▸ **Task requirements**: Reproduce every entry below precisely; do not include the pictures.

A block of data:
▼▼▼
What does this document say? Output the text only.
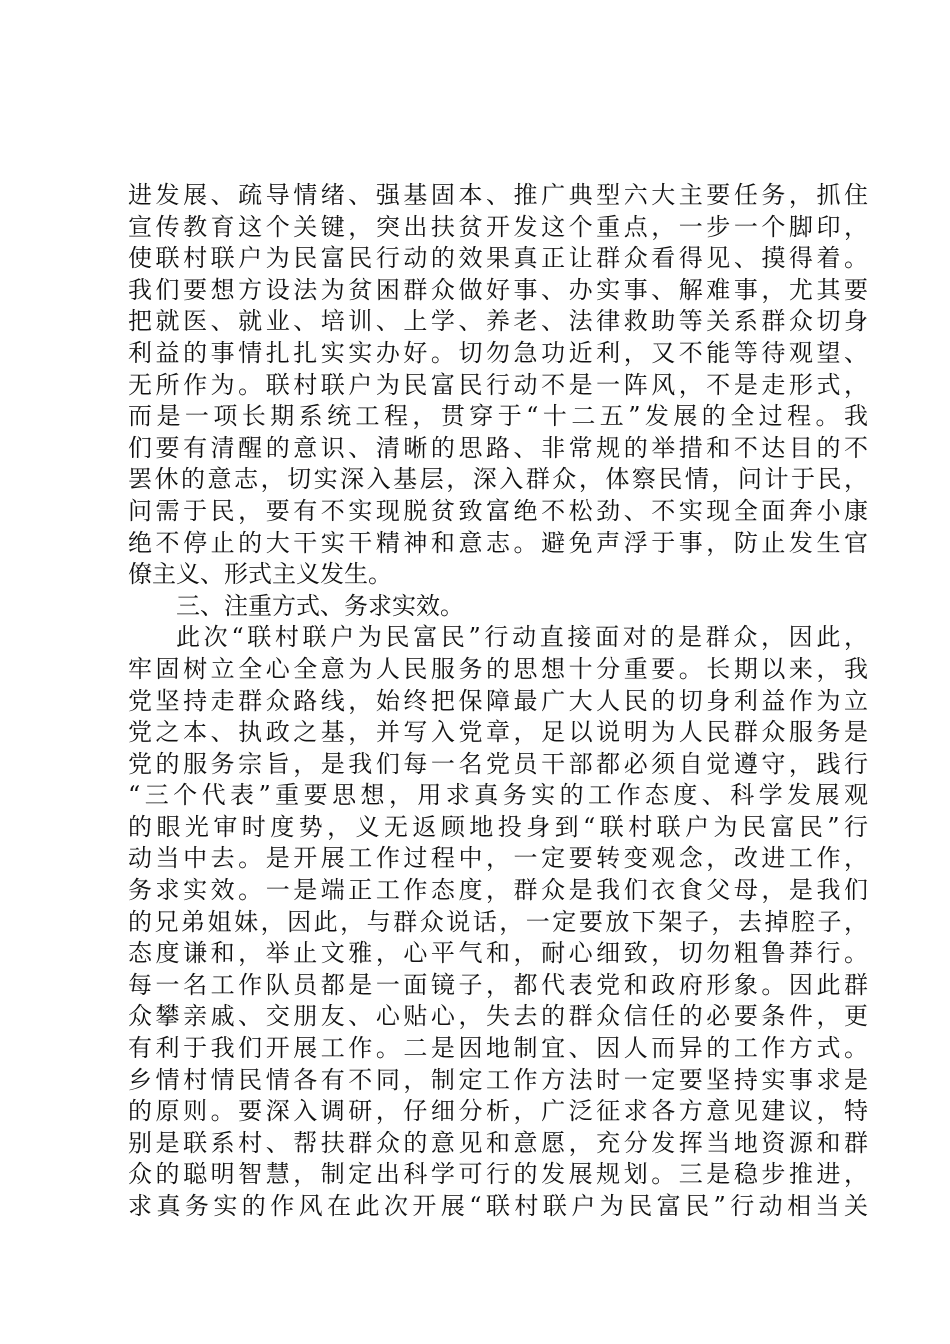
进发展、疏导情绪、强基固本、推广典型六大主要任务，抓住
宣传教育这个关键，突出扶贫开发这个重点，一步一个脚印，
使联村联户为民富民行动的效果真正让群众看得见、摸得着。
我们要想方设法为贫困群众做好事、办实事、解难事，尤其要
把就医、就业、培训、上学、养老、法律救助等关系群众切身
利益的事情扎扎实实办好。切勿急功近利，又不能等待观望、
无所作为。联村联户为民富民行动不是一阵风，不是走形式，
而是一项长期系统工程，贯穿于“十二五”发展的全过程。我
们要有清醒的意识、清晰的思路、非常规的举措和不达目的不
罢休的意志，切实深入基层，深入群众，体察民情，问计于民，
问需于民，要有不实现脱贫致富绝不松劲、不实现全面奔小康
绝不停止的大干实干精神和意志。避免声浮于事，防止发生官
僚主义、形式主义发生。
三、注重方式、务求实效。
此次“联村联户为民富民”行动直接面对的是群众，因此，
牢固树立全心全意为人民服务的思想十分重要。长期以来，我
党坚持走群众路线，始终把保障最广大人民的切身利益作为立
党之本、执政之基，并写入党章，足以说明为人民群众服务是
党的服务宗旨，是我们每一名党员干部都必须自觉遵守，践行
“三个代表”重要思想，用求真务实的工作态度、科学发展观
的眼光审时度势，义无返顾地投身到“联村联户为民富民”行
动当中去。是开展工作过程中，一定要转变观念，改进工作，
务求实效。一是端正工作态度，群众是我们衣食父母，是我们
的兄弟姐妹，因此，与群众说话，一定要放下架子，去掉腔子，
态度谦和，举止文雅，心平气和，耐心细致，切勿粗鲁莽行。
每一名工作队员都是一面镜子，都代表党和政府形象。因此群
众攀亲戚、交朋友、心贴心，失去的群众信任的必要条件，更
有利于我们开展工作。二是因地制宜、因人而异的工作方式。
乡情村情民情各有不同，制定工作方法时一定要坚持实事求是
的原则。要深入调研，仔细分析，广泛征求各方意见建议，特
别是联系村、帮扶群众的意见和意愿，充分发挥当地资源和群
众的聪明智慧，制定出科学可行的发展规划。三是稳步推进，
求真务实的作风在此次开展“联村联户为民富民”行动相当关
▲▲▲
▸ **Task output**:
What does this document say? Output the text only.
进发展、疏导情绪、强基固本、推广典型六大主要任务，抓住
宣传教育这个关键，突出扶贫开发这个重点，一步一个脚印，
使联村联户为民富民行动的效果真正让群众看得见、摸得着。
我们要想方设法为贫困群众做好事、办实事、解难事，尤其要
把就医、就业、培训、上学、养老、法律救助等关系群众切身
利益的事情扎扎实实办好。切勿急功近利，又不能等待观望、
无所作为。联村联户为民富民行动不是一阵风，不是走形式，
而是一项长期系统工程，贯穿于“十二五”发展的全过程。我
们要有清醒的意识、清晰的思路、非常规的举措和不达目的不
罢休的意志，切实深入基层，深入群众，体察民情，问计于民，
问需于民，要有不实现脱贫致富绝不松劲、不实现全面奔小康
绝不停止的大干实干精神和意志。避免声浮于事，防止发生官
僚主义、形式主义发生。
三、注重方式、务求实效。
此次“联村联户为民富民”行动直接面对的是群众，因此，
牢固树立全心全意为人民服务的思想十分重要。长期以来，我
党坚持走群众路线，始终把保障最广大人民的切身利益作为立
党之本、执政之基，并写入党章，足以说明为人民群众服务是
党的服务宗旨，是我们每一名党员干部都必须自觉遵守，践行
“三个代表”重要思想，用求真务实的工作态度、科学发展观
的眼光审时度势，义无返顾地投身到“联村联户为民富民”行
动当中去。是开展工作过程中，一定要转变观念，改进工作，
务求实效。一是端正工作态度，群众是我们衣食父母，是我们
的兄弟姐妹，因此，与群众说话，一定要放下架子，去掉腔子，
态度谦和，举止文雅，心平气和，耐心细致，切勿粗鲁莽行。
每一名工作队员都是一面镜子，都代表党和政府形象。因此群
众攀亲戚、交朋友、心贴心，失去的群众信任的必要条件，更
有利于我们开展工作。二是因地制宜、因人而异的工作方式。
乡情村情民情各有不同，制定工作方法时一定要坚持实事求是
的原则。要深入调研，仔细分析，广泛征求各方意见建议，特
别是联系村、帮扶群众的意见和意愿，充分发挥当地资源和群
众的聪明智慧，制定出科学可行的发展规划。三是稳步推进，
求真务实的作风在此次开展“联村联户为民富民”行动相当关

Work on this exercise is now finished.